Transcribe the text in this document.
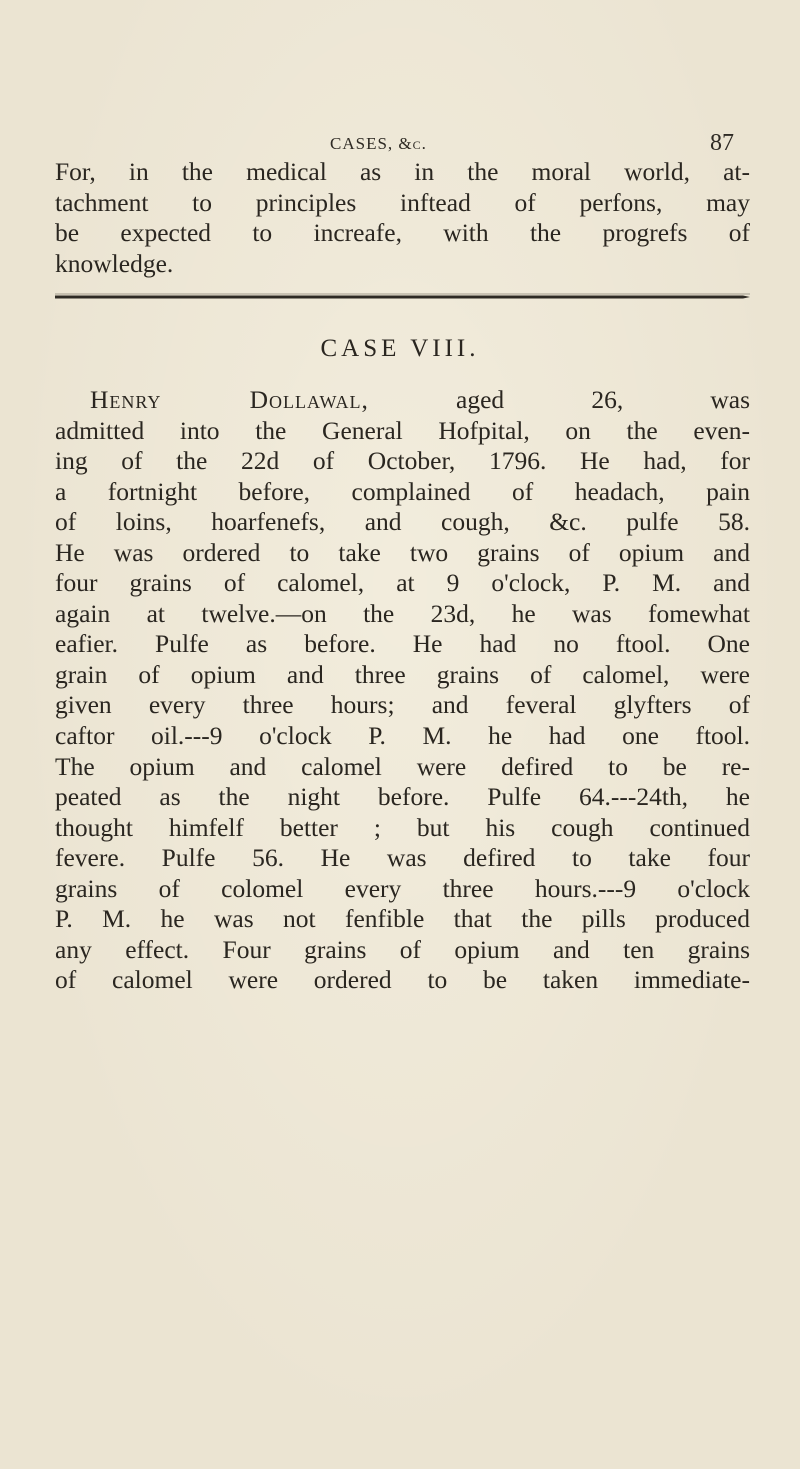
CASES, &c.	87

For, in the medical as in the moral world, at-
tachment to principles inftead of perfons, may
be expected to increafe, with the progrefs of
knowledge.

CASE VIII.

Henry Dollawal, aged 26, was
admitted into the General Hofpital, on the even-
ing of the 22d of October, 1796. He had, for
a fortnight before, complained of headach, pain
of loins, hoarfenefs, and cough, &c. pulfe 58.
He was ordered to take two grains of opium and
four grains of calomel, at 9 o'clock, P. M. and
again at twelve.—on the 23d, he was fomewhat
eafier. Pulfe as before. He had no ftool. One
grain of opium and three grains of calomel, were
given every three hours; and feveral glyfters of
caftor oil.---9 o'clock P. M. he had one ftool.
The opium and calomel were defired to be re-
peated as the night before. Pulfe 64.---24th, he
thought himfelf better ; but his cough continued
fevere. Pulfe 56. He was defired to take four
grains of colomel every three hours.---9 o'clock
P. M. he was not fenfible that the pills produced
any effect. Four grains of opium and ten grains
of calomel were ordered to be taken immediate-
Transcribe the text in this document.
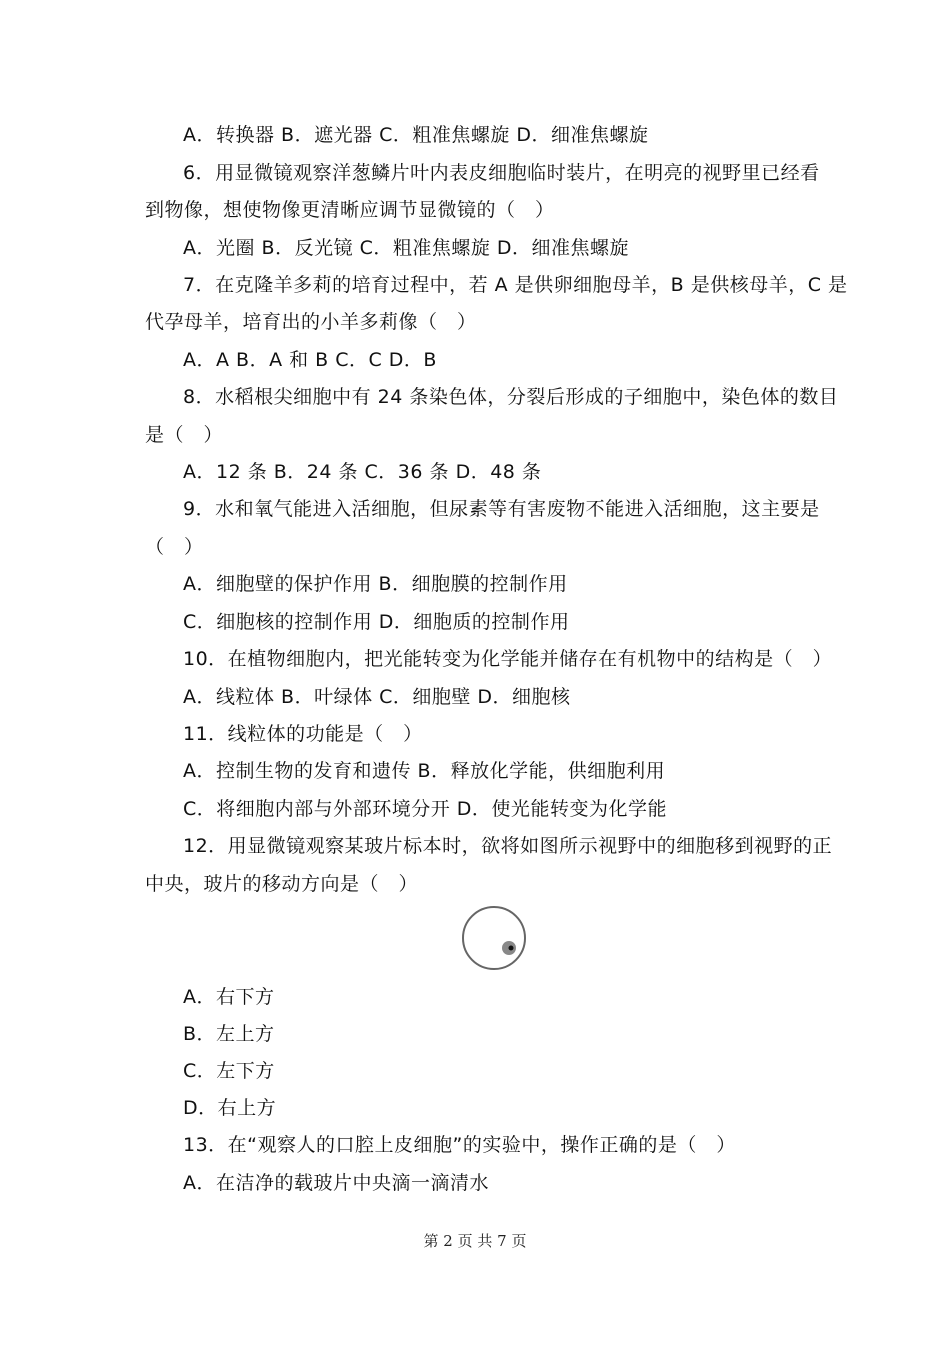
A．转换器 B．遮光器 C．粗准焦螺旋 D．细准焦螺旋
6．用显微镜观察洋葱鳞片叶内表皮细胞临时装片，在明亮的视野里已经看
到物像，想使物像更清晰应调节显微镜的（　）
A．光圈 B．反光镜 C．粗准焦螺旋 D．细准焦螺旋
7．在克隆羊多莉的培育过程中，若 A 是供卵细胞母羊，B 是供核母羊，C 是
代孕母羊，培育出的小羊多莉像（　）
A．A B．A 和 B C．C D．B
8．水稻根尖细胞中有 24 条染色体，分裂后形成的子细胞中，染色体的数目
是（　）
A．12 条 B．24 条 C．36 条 D．48 条
9．水和氧气能进入活细胞，但尿素等有害废物不能进入活细胞，这主要是
（　）
A．细胞壁的保护作用 B．细胞膜的控制作用
C．细胞核的控制作用 D．细胞质的控制作用
10．在植物细胞内，把光能转变为化学能并储存在有机物中的结构是（　）
A．线粒体 B．叶绿体 C．细胞壁 D．细胞核
11．线粒体的功能是（　）
A．控制生物的发育和遗传 B．释放化学能，供细胞利用
C．将细胞内部与外部环境分开 D．使光能转变为化学能
12．用显微镜观察某玻片标本时，欲将如图所示视野中的细胞移到视野的正
中央，玻片的移动方向是（　）
A．右下方
B．左上方
C．左下方
D．右上方
13．在“观察人的口腔上皮细胞”的实验中，操作正确的是（　）
A．在洁净的载玻片中央滴一滴清水
第 2 页 共 7 页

[THE EXERCISE]
Gather up the lines containing the word "ordered" from these records and copy them.

[SOLUTION FOR THIS EXERCISE]
He was ordered to take two grains of opium and
of calomel were ordered to be taken immediate-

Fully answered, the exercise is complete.